WORK TO COMPLETE » Return all of the entries exactly, with nothing added or left out.

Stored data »
------------

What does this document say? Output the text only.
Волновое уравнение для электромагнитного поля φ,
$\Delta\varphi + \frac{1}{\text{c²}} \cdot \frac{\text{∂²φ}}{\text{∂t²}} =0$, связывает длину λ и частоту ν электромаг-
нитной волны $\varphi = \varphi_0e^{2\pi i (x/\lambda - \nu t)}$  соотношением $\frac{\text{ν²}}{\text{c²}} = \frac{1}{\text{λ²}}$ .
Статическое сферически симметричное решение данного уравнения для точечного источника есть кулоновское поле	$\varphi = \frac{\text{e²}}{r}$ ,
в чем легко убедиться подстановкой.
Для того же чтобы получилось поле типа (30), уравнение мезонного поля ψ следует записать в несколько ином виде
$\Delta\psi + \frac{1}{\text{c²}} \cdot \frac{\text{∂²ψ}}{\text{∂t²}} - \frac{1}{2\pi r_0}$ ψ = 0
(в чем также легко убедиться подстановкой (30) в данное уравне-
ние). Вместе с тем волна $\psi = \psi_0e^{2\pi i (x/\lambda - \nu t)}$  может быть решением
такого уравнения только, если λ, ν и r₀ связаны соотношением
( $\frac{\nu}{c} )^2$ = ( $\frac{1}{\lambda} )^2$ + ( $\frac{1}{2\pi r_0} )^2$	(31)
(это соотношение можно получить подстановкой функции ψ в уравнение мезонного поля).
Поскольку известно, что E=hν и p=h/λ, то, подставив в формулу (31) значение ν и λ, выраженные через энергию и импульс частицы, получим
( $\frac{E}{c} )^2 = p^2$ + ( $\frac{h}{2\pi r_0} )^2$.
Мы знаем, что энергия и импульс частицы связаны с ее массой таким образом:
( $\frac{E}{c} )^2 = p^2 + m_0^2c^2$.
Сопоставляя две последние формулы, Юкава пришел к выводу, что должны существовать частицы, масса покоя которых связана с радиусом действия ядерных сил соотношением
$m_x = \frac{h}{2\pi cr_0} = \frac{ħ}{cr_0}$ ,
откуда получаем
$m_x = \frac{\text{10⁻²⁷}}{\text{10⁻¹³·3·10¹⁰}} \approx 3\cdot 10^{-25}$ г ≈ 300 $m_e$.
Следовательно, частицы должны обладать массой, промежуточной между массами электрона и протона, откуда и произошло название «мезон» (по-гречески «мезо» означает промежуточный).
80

------------

SOLVED EXERCISE »
What does this document say? Output the text only.
Волновое уравнение для электромагнитного поля φ,
$\Delta\varphi + \frac{1}{\text{c²}} \cdot \frac{\text{∂²φ}}{\text{∂t²}} =0$, связывает длину λ и частоту ν электромаг-
нитной волны $\varphi = \varphi_0e^{2\pi i (x/\lambda - \nu t)}$  соотношением $\frac{\text{ν²}}{\text{c²}} = \frac{1}{\text{λ²}}$ .
Статическое сферически симметричное решение данного уравнения для точечного источника есть кулоновское поле	$\varphi = \frac{\text{e²}}{r}$ ,
в чем легко убедиться подстановкой.
Для того же чтобы получилось поле типа (30), уравнение мезонного поля ψ следует записать в несколько ином виде
$\Delta\psi + \frac{1}{\text{c²}} \cdot \frac{\text{∂²ψ}}{\text{∂t²}} - \frac{1}{2\pi r_0}$ ψ = 0
(в чем также легко убедиться подстановкой (30) в данное уравне-
ние). Вместе с тем волна $\psi = \psi_0e^{2\pi i (x/\lambda - \nu t)}$  может быть решением
такого уравнения только, если λ, ν и r₀ связаны соотношением
( $\frac{\nu}{c} )^2$ = ( $\frac{1}{\lambda} )^2$ + ( $\frac{1}{2\pi r_0} )^2$	(31)
(это соотношение можно получить подстановкой функции ψ в уравнение мезонного поля).
Поскольку известно, что E=hν и p=h/λ, то, подставив в формулу (31) значение ν и λ, выраженные через энергию и импульс частицы, получим
( $\frac{E}{c} )^2 = p^2$ + ( $\frac{h}{2\pi r_0} )^2$.
Мы знаем, что энергия и импульс частицы связаны с ее массой таким образом:
( $\frac{E}{c} )^2 = p^2 + m_0^2c^2$.
Сопоставляя две последние формулы, Юкава пришел к выводу, что должны существовать частицы, масса покоя которых связана с радиусом действия ядерных сил соотношением
$m_x = \frac{h}{2\pi cr_0} = \frac{ħ}{cr_0}$ ,
откуда получаем
$m_x = \frac{\text{10⁻²⁷}}{\text{10⁻¹³·3·10¹⁰}} \approx 3\cdot 10^{-25}$ г ≈ 300 $m_e$.
Следовательно, частицы должны обладать массой, промежуточной между массами электрона и протона, откуда и произошло название «мезон» (по-гречески «мезо» означает промежуточный).
80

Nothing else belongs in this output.